Give exactly the lines from the one with "Give me the" through the final line of the listing below, both included, leaving out any pictures.

#####

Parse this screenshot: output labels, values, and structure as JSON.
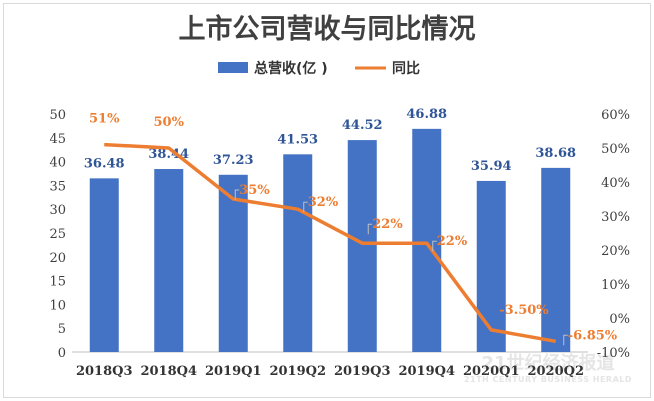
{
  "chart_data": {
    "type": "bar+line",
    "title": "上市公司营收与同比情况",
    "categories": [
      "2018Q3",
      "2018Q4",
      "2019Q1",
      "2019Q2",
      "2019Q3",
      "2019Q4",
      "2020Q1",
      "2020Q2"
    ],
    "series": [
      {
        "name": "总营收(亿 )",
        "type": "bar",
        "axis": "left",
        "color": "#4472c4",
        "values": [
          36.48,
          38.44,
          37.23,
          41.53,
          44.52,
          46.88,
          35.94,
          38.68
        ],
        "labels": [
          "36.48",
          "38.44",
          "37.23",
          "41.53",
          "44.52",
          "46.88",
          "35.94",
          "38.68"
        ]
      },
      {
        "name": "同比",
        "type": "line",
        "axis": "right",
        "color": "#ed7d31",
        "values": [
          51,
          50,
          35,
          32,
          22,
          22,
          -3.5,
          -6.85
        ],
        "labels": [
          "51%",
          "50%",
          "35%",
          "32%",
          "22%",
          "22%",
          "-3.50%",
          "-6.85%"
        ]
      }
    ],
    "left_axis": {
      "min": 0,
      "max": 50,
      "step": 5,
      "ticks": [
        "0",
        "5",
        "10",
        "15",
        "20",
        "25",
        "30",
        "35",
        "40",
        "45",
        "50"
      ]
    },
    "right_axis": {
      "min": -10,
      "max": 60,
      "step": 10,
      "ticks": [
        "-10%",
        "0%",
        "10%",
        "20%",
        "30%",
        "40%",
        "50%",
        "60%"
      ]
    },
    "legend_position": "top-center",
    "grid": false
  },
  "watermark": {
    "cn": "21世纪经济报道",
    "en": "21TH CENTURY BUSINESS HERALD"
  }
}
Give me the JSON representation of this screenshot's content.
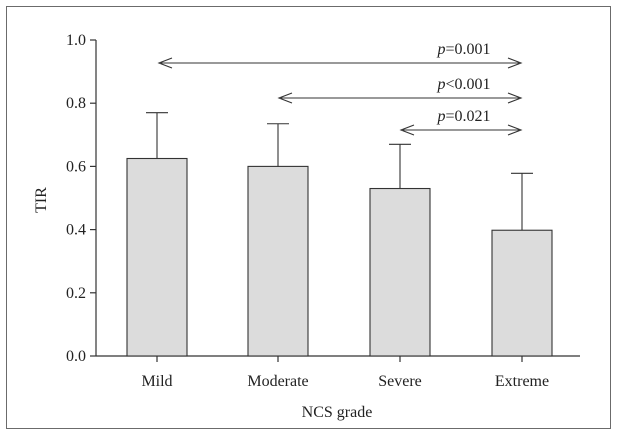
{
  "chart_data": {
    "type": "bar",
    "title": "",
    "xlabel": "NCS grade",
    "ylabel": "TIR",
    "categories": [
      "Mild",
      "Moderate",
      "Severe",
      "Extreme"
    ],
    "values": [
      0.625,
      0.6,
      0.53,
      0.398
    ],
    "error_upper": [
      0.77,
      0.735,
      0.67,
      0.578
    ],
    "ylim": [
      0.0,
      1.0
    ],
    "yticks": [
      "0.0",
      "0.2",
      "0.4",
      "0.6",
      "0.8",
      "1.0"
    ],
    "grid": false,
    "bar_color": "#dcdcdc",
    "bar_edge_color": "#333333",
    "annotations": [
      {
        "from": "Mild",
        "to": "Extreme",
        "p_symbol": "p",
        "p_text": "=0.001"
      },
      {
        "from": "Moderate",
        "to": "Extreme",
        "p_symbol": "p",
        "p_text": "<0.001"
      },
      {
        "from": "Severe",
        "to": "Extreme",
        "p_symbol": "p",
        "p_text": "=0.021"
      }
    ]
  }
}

#####

**FINISHED ANSWER:**
Give me the JSON representation of this screenshot's content.
{
  "chart_data": {
    "type": "bar",
    "title": "",
    "xlabel": "NCS grade",
    "ylabel": "TIR",
    "categories": [
      "Mild",
      "Moderate",
      "Severe",
      "Extreme"
    ],
    "values": [
      0.625,
      0.6,
      0.53,
      0.398
    ],
    "error_upper": [
      0.77,
      0.735,
      0.67,
      0.578
    ],
    "ylim": [
      0.0,
      1.0
    ],
    "yticks": [
      "0.0",
      "0.2",
      "0.4",
      "0.6",
      "0.8",
      "1.0"
    ],
    "grid": false,
    "bar_color": "#dcdcdc",
    "bar_edge_color": "#333333",
    "annotations": [
      {
        "from": "Mild",
        "to": "Extreme",
        "p_symbol": "p",
        "p_text": "=0.001"
      },
      {
        "from": "Moderate",
        "to": "Extreme",
        "p_symbol": "p",
        "p_text": "<0.001"
      },
      {
        "from": "Severe",
        "to": "Extreme",
        "p_symbol": "p",
        "p_text": "=0.021"
      }
    ]
  }
}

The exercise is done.